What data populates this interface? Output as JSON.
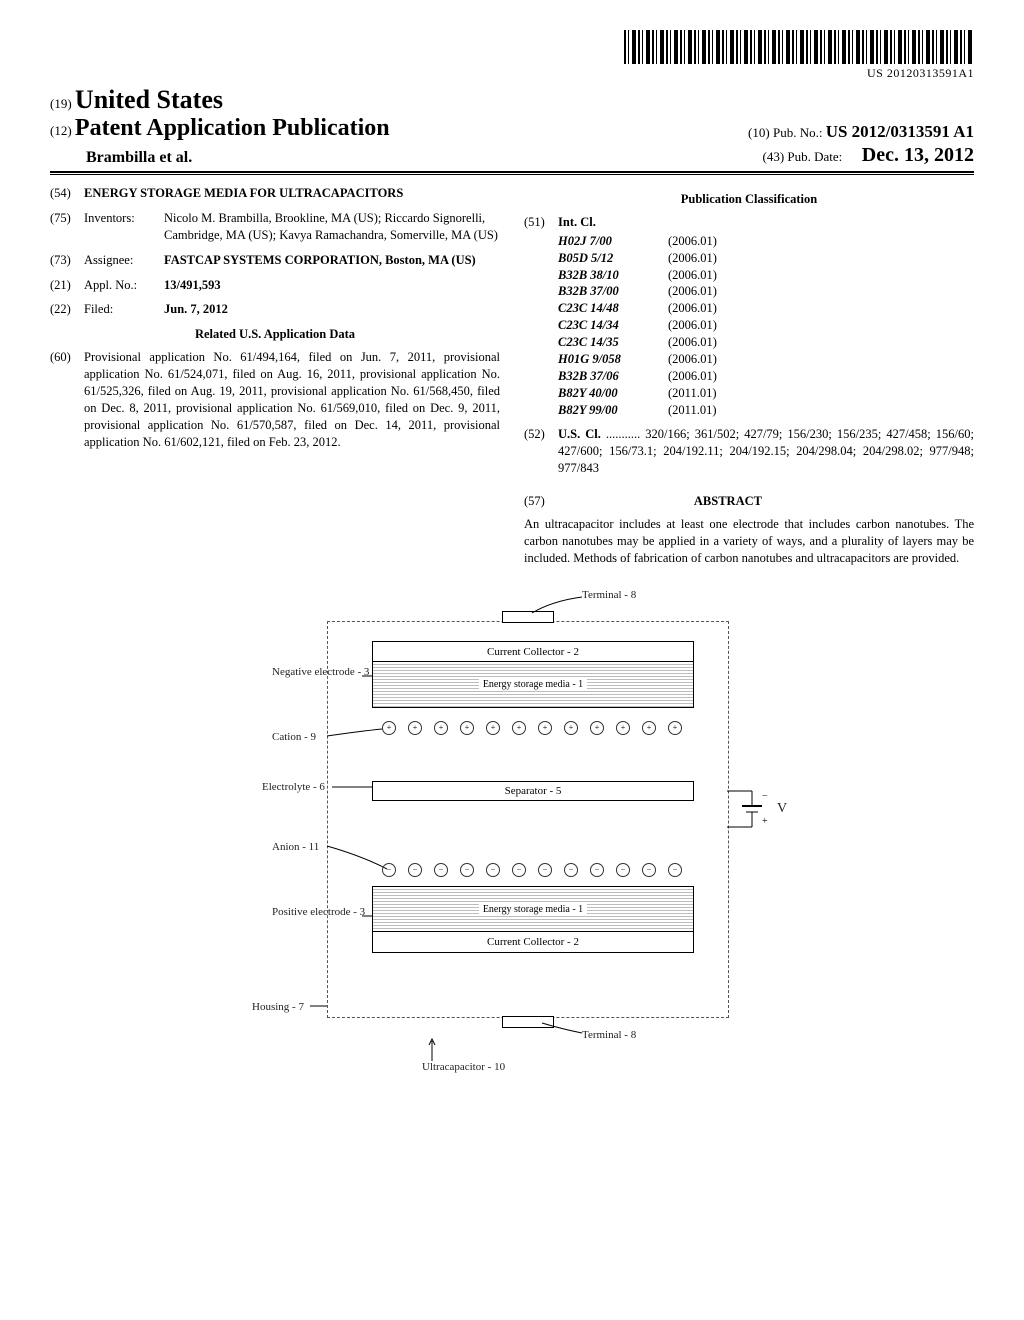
{
  "barcode_text": "US 20120313591A1",
  "header": {
    "inid19": "(19)",
    "country": "United States",
    "inid12": "(12)",
    "pub_type": "Patent Application Publication",
    "authors_line": "Brambilla et al.",
    "inid10": "(10)",
    "pubno_label": "Pub. No.:",
    "pubno": "US 2012/0313591 A1",
    "inid43": "(43)",
    "pubdate_label": "Pub. Date:",
    "pubdate": "Dec. 13, 2012"
  },
  "left": {
    "f54": {
      "num": "(54)",
      "title": "ENERGY STORAGE MEDIA FOR ULTRACAPACITORS"
    },
    "f75": {
      "num": "(75)",
      "label": "Inventors:",
      "val": "Nicolo M. Brambilla, Brookline, MA (US); Riccardo Signorelli, Cambridge, MA (US); Kavya Ramachandra, Somerville, MA (US)"
    },
    "f73": {
      "num": "(73)",
      "label": "Assignee:",
      "val": "FASTCAP SYSTEMS CORPORATION, Boston, MA (US)"
    },
    "f21": {
      "num": "(21)",
      "label": "Appl. No.:",
      "val": "13/491,593"
    },
    "f22": {
      "num": "(22)",
      "label": "Filed:",
      "val": "Jun. 7, 2012"
    },
    "related_title": "Related U.S. Application Data",
    "f60": {
      "num": "(60)",
      "val": "Provisional application No. 61/494,164, filed on Jun. 7, 2011, provisional application No. 61/524,071, filed on Aug. 16, 2011, provisional application No. 61/525,326, filed on Aug. 19, 2011, provisional application No. 61/568,450, filed on Dec. 8, 2011, provisional application No. 61/569,010, filed on Dec. 9, 2011, provisional application No. 61/570,587, filed on Dec. 14, 2011, provisional application No. 61/602,121, filed on Feb. 23, 2012."
    }
  },
  "right": {
    "pubclass_title": "Publication Classification",
    "f51": {
      "num": "(51)",
      "label": "Int. Cl."
    },
    "int_cl": [
      {
        "code": "H02J 7/00",
        "yr": "(2006.01)"
      },
      {
        "code": "B05D 5/12",
        "yr": "(2006.01)"
      },
      {
        "code": "B32B 38/10",
        "yr": "(2006.01)"
      },
      {
        "code": "B32B 37/00",
        "yr": "(2006.01)"
      },
      {
        "code": "C23C 14/48",
        "yr": "(2006.01)"
      },
      {
        "code": "C23C 14/34",
        "yr": "(2006.01)"
      },
      {
        "code": "C23C 14/35",
        "yr": "(2006.01)"
      },
      {
        "code": "H01G 9/058",
        "yr": "(2006.01)"
      },
      {
        "code": "B32B 37/06",
        "yr": "(2006.01)"
      },
      {
        "code": "B82Y 40/00",
        "yr": "(2011.01)"
      },
      {
        "code": "B82Y 99/00",
        "yr": "(2011.01)"
      }
    ],
    "f52": {
      "num": "(52)",
      "label": "U.S. Cl.",
      "val": " ........... 320/166; 361/502; 427/79; 156/230; 156/235; 427/458; 156/60; 427/600; 156/73.1; 204/192.11; 204/192.15; 204/298.04; 204/298.02; 977/948; 977/843"
    },
    "f57": {
      "num": "(57)",
      "title": "ABSTRACT"
    },
    "abstract": "An ultracapacitor includes at least one electrode that includes carbon nanotubes. The carbon nanotubes may be applied in a variety of ways, and a plurality of layers may be included. Methods of fabrication of carbon nanotubes and ultracapacitors are provided."
  },
  "figure": {
    "terminal_top": "Terminal - 8",
    "current_collector": "Current Collector - 2",
    "energy_media": "Energy storage media - 1",
    "neg_electrode": "Negative electrode - 3",
    "cation": "Cation - 9",
    "electrolyte": "Electrolyte - 6",
    "separator": "Separator - 5",
    "anion": "Anion - 11",
    "pos_electrode": "Positive electrode - 3",
    "housing": "Housing - 7",
    "terminal_bot": "Terminal - 8",
    "caption": "Ultracapacitor - 10",
    "voltage": "V"
  }
}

──────────

EXERCISE BRIEF: Count the lines above in which the word "Terminal" appears, then state only that count.

FINISHED ANSWER: 2